- [Problem]
Set the listing down again exactly, please, apart from its pictures.

- [Information supplied]
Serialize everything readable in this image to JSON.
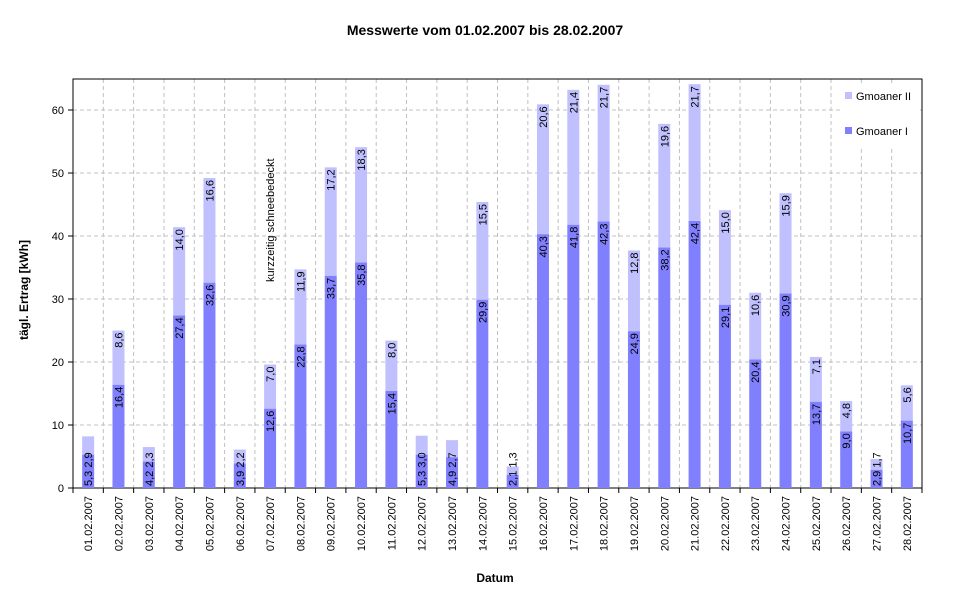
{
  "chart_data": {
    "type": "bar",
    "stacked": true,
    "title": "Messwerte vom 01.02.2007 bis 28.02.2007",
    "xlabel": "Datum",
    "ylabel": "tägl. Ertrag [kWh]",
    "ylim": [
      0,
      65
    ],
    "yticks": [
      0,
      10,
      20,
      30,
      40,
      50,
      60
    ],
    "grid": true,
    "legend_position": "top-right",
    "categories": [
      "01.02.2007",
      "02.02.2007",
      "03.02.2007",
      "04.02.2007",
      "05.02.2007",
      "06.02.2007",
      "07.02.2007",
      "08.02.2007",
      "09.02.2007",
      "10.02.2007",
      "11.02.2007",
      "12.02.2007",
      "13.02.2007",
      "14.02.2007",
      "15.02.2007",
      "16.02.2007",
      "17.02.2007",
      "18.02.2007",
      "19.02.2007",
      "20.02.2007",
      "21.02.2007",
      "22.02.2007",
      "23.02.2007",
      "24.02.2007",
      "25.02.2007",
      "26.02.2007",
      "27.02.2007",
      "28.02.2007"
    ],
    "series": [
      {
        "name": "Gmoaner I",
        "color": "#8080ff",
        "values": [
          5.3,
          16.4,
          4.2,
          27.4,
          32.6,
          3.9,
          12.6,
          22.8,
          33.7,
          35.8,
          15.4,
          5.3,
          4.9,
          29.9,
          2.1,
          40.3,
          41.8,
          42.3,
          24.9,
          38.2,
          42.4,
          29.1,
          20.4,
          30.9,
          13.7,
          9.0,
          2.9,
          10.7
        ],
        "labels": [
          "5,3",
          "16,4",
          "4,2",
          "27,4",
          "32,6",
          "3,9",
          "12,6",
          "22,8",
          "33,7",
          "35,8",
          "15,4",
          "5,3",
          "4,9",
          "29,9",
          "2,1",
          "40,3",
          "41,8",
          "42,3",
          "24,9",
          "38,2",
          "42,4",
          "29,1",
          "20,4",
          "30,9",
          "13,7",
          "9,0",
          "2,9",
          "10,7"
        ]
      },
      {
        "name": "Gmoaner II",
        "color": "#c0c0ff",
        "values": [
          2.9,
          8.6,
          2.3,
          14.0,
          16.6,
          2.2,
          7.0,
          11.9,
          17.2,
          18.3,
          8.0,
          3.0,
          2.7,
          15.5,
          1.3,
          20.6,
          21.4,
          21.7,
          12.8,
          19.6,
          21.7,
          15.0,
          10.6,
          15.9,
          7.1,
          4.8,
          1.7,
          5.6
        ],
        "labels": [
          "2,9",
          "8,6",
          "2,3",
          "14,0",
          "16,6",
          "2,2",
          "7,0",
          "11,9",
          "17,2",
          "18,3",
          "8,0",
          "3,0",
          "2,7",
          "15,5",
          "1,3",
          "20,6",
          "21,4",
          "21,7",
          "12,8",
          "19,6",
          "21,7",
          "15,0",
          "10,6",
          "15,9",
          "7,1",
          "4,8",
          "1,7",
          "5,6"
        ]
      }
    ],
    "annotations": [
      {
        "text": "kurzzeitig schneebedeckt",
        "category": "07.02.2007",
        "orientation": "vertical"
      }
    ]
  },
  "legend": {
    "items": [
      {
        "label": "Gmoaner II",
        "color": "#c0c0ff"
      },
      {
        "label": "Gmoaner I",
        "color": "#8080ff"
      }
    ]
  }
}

- [Result for this exercise]
Serialize everything readable in this image to JSON.
{
  "chart_data": {
    "type": "bar",
    "stacked": true,
    "title": "Messwerte vom 01.02.2007 bis 28.02.2007",
    "xlabel": "Datum",
    "ylabel": "tägl. Ertrag [kWh]",
    "ylim": [
      0,
      65
    ],
    "yticks": [
      0,
      10,
      20,
      30,
      40,
      50,
      60
    ],
    "grid": true,
    "legend_position": "top-right",
    "categories": [
      "01.02.2007",
      "02.02.2007",
      "03.02.2007",
      "04.02.2007",
      "05.02.2007",
      "06.02.2007",
      "07.02.2007",
      "08.02.2007",
      "09.02.2007",
      "10.02.2007",
      "11.02.2007",
      "12.02.2007",
      "13.02.2007",
      "14.02.2007",
      "15.02.2007",
      "16.02.2007",
      "17.02.2007",
      "18.02.2007",
      "19.02.2007",
      "20.02.2007",
      "21.02.2007",
      "22.02.2007",
      "23.02.2007",
      "24.02.2007",
      "25.02.2007",
      "26.02.2007",
      "27.02.2007",
      "28.02.2007"
    ],
    "series": [
      {
        "name": "Gmoaner I",
        "color": "#8080ff",
        "values": [
          5.3,
          16.4,
          4.2,
          27.4,
          32.6,
          3.9,
          12.6,
          22.8,
          33.7,
          35.8,
          15.4,
          5.3,
          4.9,
          29.9,
          2.1,
          40.3,
          41.8,
          42.3,
          24.9,
          38.2,
          42.4,
          29.1,
          20.4,
          30.9,
          13.7,
          9.0,
          2.9,
          10.7
        ],
        "labels": [
          "5,3",
          "16,4",
          "4,2",
          "27,4",
          "32,6",
          "3,9",
          "12,6",
          "22,8",
          "33,7",
          "35,8",
          "15,4",
          "5,3",
          "4,9",
          "29,9",
          "2,1",
          "40,3",
          "41,8",
          "42,3",
          "24,9",
          "38,2",
          "42,4",
          "29,1",
          "20,4",
          "30,9",
          "13,7",
          "9,0",
          "2,9",
          "10,7"
        ]
      },
      {
        "name": "Gmoaner II",
        "color": "#c0c0ff",
        "values": [
          2.9,
          8.6,
          2.3,
          14.0,
          16.6,
          2.2,
          7.0,
          11.9,
          17.2,
          18.3,
          8.0,
          3.0,
          2.7,
          15.5,
          1.3,
          20.6,
          21.4,
          21.7,
          12.8,
          19.6,
          21.7,
          15.0,
          10.6,
          15.9,
          7.1,
          4.8,
          1.7,
          5.6
        ],
        "labels": [
          "2,9",
          "8,6",
          "2,3",
          "14,0",
          "16,6",
          "2,2",
          "7,0",
          "11,9",
          "17,2",
          "18,3",
          "8,0",
          "3,0",
          "2,7",
          "15,5",
          "1,3",
          "20,6",
          "21,4",
          "21,7",
          "12,8",
          "19,6",
          "21,7",
          "15,0",
          "10,6",
          "15,9",
          "7,1",
          "4,8",
          "1,7",
          "5,6"
        ]
      }
    ],
    "annotations": [
      {
        "text": "kurzzeitig schneebedeckt",
        "category": "07.02.2007",
        "orientation": "vertical"
      }
    ]
  },
  "legend": {
    "items": [
      {
        "label": "Gmoaner II",
        "color": "#c0c0ff"
      },
      {
        "label": "Gmoaner I",
        "color": "#8080ff"
      }
    ]
  }
}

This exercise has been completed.